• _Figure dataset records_

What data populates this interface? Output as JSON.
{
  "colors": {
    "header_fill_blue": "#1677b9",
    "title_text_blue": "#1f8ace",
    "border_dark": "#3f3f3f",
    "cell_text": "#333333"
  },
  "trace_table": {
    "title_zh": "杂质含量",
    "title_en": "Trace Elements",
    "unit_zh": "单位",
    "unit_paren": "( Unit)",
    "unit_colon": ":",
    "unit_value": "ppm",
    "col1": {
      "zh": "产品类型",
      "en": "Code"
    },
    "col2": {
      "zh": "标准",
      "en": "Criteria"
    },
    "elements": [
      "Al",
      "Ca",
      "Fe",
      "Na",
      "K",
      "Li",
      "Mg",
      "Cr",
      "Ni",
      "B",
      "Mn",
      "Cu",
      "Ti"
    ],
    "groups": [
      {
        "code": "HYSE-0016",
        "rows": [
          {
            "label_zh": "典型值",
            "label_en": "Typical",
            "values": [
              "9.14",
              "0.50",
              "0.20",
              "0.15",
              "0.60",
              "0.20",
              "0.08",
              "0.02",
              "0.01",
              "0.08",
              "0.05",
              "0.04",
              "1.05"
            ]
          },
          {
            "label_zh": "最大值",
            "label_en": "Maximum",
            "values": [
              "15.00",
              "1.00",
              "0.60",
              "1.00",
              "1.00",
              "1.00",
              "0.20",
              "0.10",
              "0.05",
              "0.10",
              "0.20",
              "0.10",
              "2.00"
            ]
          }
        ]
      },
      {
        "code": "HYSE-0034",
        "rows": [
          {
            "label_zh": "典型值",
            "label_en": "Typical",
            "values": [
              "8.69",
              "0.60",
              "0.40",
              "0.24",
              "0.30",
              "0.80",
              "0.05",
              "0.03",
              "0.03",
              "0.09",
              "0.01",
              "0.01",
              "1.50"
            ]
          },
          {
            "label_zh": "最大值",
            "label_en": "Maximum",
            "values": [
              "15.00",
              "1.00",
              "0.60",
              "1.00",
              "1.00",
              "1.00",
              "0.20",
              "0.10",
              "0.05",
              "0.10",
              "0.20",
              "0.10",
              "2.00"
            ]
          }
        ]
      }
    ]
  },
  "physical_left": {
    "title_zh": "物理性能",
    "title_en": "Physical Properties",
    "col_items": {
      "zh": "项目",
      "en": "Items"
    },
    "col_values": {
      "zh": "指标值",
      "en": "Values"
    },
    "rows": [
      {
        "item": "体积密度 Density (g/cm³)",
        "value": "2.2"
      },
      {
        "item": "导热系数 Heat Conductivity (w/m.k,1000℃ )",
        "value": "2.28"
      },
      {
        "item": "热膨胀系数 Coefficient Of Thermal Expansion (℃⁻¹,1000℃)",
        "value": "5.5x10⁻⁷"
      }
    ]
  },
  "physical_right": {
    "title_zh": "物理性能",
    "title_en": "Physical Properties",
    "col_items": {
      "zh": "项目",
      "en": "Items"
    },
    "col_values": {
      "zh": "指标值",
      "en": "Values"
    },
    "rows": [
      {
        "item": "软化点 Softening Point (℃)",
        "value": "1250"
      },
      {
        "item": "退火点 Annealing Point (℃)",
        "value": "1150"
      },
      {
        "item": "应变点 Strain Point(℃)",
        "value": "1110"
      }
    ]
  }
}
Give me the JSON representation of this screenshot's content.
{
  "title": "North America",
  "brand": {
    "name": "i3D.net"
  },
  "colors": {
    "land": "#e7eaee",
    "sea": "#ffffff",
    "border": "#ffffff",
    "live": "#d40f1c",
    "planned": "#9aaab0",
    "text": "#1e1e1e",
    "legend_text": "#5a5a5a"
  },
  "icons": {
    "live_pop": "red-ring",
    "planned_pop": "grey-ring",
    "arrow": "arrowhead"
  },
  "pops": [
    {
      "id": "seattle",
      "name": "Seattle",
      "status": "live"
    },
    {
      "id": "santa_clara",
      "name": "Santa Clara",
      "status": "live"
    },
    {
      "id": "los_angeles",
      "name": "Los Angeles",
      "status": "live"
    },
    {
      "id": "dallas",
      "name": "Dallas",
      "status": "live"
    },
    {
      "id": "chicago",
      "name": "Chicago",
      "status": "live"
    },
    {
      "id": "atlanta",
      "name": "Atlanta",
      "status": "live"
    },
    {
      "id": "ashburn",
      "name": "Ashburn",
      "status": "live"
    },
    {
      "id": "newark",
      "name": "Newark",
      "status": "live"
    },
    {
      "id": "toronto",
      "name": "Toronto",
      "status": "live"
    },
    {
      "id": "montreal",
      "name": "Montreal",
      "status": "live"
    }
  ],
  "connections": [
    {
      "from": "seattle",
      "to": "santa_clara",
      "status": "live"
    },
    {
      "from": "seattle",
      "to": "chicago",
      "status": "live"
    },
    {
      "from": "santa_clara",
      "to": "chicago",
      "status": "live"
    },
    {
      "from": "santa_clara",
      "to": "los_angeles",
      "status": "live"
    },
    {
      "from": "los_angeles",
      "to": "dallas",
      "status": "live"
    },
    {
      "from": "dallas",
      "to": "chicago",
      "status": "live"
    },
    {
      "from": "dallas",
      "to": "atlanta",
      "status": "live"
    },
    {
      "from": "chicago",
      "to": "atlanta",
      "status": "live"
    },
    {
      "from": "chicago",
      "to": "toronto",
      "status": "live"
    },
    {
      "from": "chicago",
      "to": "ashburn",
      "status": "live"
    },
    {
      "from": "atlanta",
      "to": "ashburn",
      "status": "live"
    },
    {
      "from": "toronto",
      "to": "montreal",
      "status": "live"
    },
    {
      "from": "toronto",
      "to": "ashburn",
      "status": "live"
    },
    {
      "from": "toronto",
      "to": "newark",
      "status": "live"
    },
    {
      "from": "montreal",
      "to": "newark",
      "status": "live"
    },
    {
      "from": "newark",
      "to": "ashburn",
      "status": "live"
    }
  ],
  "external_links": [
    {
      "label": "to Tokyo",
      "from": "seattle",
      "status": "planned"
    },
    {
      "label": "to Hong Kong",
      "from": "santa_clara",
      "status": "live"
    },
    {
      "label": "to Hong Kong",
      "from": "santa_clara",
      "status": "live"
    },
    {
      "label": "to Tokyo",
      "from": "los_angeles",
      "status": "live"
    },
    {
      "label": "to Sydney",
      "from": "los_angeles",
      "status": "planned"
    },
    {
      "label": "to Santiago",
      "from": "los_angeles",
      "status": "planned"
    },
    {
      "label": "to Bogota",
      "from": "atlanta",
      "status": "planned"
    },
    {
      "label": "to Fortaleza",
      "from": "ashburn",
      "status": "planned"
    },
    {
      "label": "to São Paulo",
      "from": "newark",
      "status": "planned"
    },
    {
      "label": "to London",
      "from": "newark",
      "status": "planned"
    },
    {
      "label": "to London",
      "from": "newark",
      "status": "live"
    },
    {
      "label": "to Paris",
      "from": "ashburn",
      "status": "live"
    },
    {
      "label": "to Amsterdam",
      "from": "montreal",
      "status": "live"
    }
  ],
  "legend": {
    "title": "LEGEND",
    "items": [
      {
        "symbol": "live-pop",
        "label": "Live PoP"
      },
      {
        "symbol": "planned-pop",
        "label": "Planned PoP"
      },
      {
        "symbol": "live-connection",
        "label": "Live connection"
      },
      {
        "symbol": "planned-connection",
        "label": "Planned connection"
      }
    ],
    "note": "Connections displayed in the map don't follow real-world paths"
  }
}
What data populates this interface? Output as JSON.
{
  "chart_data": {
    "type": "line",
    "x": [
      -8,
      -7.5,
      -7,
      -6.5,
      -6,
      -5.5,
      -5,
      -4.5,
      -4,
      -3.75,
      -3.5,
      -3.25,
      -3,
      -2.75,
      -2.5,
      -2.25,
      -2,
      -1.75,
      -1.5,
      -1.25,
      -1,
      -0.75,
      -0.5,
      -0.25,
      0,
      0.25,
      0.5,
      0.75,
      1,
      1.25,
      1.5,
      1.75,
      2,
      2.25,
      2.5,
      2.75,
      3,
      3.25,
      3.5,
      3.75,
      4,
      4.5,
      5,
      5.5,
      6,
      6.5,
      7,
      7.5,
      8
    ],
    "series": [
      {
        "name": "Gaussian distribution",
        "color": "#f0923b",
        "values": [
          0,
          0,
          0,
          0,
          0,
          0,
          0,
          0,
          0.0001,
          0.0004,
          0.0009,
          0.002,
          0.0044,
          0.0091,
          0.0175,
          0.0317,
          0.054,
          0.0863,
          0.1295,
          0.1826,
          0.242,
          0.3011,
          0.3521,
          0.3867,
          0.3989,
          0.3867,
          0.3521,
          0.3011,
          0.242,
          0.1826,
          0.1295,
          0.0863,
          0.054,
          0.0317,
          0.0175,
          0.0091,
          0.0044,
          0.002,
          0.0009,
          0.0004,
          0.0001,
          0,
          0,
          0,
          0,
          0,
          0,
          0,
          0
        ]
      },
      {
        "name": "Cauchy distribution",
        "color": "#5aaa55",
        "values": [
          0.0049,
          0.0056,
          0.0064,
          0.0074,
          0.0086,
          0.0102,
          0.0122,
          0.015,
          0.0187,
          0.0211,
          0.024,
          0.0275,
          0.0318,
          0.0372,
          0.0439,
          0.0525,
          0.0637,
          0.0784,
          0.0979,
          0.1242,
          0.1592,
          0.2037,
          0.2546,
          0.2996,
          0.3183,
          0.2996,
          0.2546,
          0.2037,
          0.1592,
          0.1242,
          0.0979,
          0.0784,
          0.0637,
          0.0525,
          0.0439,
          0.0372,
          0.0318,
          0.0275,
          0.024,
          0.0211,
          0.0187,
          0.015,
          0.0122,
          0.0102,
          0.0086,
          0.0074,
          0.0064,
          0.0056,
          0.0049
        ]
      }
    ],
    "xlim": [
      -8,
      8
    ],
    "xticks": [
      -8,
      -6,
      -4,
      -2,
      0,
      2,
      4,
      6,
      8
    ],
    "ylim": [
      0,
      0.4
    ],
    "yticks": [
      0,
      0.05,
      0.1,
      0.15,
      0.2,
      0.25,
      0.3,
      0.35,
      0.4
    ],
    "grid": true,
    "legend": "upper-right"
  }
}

• _Given problem_
From the material above, count the lines that include "distribution" and give only the total.

• _Completed exercise_
2